TEXT PROVIDED >>
START
[VL] Allow specifying maximum batch size for batch resizing #6670

zhztheplayer · 2024-08-01T06:19:05Z

This is a rework of #6009.

Rename operator VeloxAppendBatchesExec to VeloxResizeBatchesExec, and have it supporting batch-splitting as well as batch-appending.
Remove old config options spark.gluten.sql.columnar.backend.velox.coalesceBatchesBeforeShuffle and spark.gluten.sql.columnar.backend.velox.minBatchSizeForShuffle
Add new config options:
- spark.gluten.sql.columnar.backend.velox.resizeBatches.shuffleInput=true
  Enable batch resizing for shuffle input
- spark.gluten.sql.columnar.backend.velox.resizeBatches.shuffleInput.range=500~1000
  Specify batch resizing target size range: [500, 1000]
Default range of shuffle batch resizing: [0.25 * 4096, 4 * 4096] (changed from [0.8 * 4096,])

github-actions · 2024-08-01T06:19:21Z

Thanks for opening a pull request!

Could you open an issue for this pull request on Github Issues?

https://github.com/apache/incubator-gluten/issues

Then could you also rename commit message and pull request title in the following format?

[GLUTEN-${ISSUES_ID}][COMPONENT]feat/fix: ${detailed message}

See also:

Other pull requests

github-actions · 2024-08-01T06:19:36Z

Run Gluten Clickhouse CI

github-actions · 2024-08-01T06:20:39Z

Run Gluten Clickhouse CI

Yohahaha · 2024-08-01T07:53:15Z

would you consider implement such logic into a Velox operator like ValueStream? then it can be reused in these place: before shuffle write, before agg, after scan. cc @zhli1142015 .

And lots java/scala changes can be removed.

zhztheplayer · 2024-08-01T08:08:19Z

would you consider implement such logic into a Velox operator like ValueStream?

It will be the next step of the topic. See a related comment from another PR.

The major pros of doing it in Velox is to avoid breaking one Velox task into several.

And lots java/scala changes can be removed.

Regarding the code, it's expected most of C++ code can be removed then. However it might still needed to have a JVM side plan node to map to Velox's corresponding plan node.

github-actions · 2024-08-01T08:11:29Z

Run Gluten Clickhouse CI

Yohahaha · 2024-08-01T08:22:05Z

would you consider implement such logic into a Velox operator like ValueStream?

It will be the next step of the topic. See a related comment from another PR.

The major pros of doing it in Velox is to avoid breaking one Velox task into several.

And lots java/scala changes can be removed.

Regarding the code, it's expected most of C++ code can be removed then. However it might still needed to have a JVM side plan node to map to Velox's corresponding plan node.

yeah, indeed, I have done a POC for above ideas, just one rule/transformer/velox operator added.

zhztheplayer · 2024-08-01T08:24:56Z

would you consider implement such logic into a Velox operator like ValueStream?

It will be the next step of the topic. See a related comment from another PR.
The major pros of doing it in Velox is to avoid breaking one Velox task into several.

And lots java/scala changes can be removed.

Regarding the code, it's expected most of C++ code can be removed then. However it might still needed to have a JVM side plan node to map to Velox's corresponding plan node.
END
WHAT YOU NEED TO DO >> Quote the pull request thread word for word from "[VL] Allow specifying" up to and including "[0.8 * 4096,])".

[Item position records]
START
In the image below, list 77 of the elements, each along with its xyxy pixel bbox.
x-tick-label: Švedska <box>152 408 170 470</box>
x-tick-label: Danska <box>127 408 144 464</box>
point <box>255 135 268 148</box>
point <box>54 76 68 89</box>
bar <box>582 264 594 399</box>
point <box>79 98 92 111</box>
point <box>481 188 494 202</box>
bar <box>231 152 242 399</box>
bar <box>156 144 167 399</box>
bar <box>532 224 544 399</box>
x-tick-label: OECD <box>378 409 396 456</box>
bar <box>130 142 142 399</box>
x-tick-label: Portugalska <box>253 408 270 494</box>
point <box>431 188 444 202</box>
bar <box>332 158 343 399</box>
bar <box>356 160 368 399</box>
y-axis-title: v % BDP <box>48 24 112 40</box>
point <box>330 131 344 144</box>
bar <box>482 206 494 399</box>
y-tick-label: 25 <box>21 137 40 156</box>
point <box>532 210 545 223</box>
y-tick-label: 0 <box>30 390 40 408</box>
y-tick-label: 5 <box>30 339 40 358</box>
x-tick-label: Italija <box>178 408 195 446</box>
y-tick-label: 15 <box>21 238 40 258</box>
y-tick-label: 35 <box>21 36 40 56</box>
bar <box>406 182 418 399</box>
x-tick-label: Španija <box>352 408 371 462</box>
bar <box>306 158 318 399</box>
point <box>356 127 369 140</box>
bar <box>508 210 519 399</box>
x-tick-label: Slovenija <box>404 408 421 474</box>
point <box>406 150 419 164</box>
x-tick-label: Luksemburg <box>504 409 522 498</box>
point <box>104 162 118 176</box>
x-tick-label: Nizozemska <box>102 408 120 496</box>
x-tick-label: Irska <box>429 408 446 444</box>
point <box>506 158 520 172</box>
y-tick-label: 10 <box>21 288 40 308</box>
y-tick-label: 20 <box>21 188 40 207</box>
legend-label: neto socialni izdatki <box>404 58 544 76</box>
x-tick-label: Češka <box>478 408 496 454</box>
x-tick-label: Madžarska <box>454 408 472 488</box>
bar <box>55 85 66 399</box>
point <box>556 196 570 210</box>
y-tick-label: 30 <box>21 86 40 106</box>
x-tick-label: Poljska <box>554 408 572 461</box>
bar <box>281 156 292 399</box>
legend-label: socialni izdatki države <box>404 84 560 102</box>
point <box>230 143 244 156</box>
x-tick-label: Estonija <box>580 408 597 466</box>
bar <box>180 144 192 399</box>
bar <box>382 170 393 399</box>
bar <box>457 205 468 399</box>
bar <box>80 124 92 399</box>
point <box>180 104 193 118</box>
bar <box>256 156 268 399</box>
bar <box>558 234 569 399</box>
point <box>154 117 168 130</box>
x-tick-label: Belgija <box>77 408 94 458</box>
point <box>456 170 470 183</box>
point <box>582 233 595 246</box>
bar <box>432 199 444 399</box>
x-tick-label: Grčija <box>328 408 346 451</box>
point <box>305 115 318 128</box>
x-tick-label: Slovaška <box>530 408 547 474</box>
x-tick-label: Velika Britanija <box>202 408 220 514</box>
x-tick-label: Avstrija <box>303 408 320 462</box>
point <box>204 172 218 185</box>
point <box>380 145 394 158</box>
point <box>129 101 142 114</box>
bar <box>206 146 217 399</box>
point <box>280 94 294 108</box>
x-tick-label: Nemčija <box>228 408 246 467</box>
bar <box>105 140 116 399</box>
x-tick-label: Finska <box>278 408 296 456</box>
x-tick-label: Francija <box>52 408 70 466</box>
END
THE COMPLETED TASK >>
[VL] Allow specifying maximum batch size for batch resizing #6670

zhztheplayer · 2024-08-01T06:19:05Z

This is a rework of #6009.

Rename operator VeloxAppendBatchesExec to VeloxResizeBatchesExec, and have it supporting batch-splitting as well as batch-appending.
Remove old config options spark.gluten.sql.columnar.backend.velox.coalesceBatchesBeforeShuffle and spark.gluten.sql.columnar.backend.velox.minBatchSizeForShuffle
Add new config options:
- spark.gluten.sql.columnar.backend.velox.resizeBatches.shuffleInput=true
  Enable batch resizing for shuffle input
- spark.gluten.sql.columnar.backend.velox.resizeBatches.shuffleInput.range=500~1000
  Specify batch resizing target size range: [500, 1000]
Default range of shuffle batch resizing: [0.25 * 4096, 4 * 4096] (changed from [0.8 * 4096,])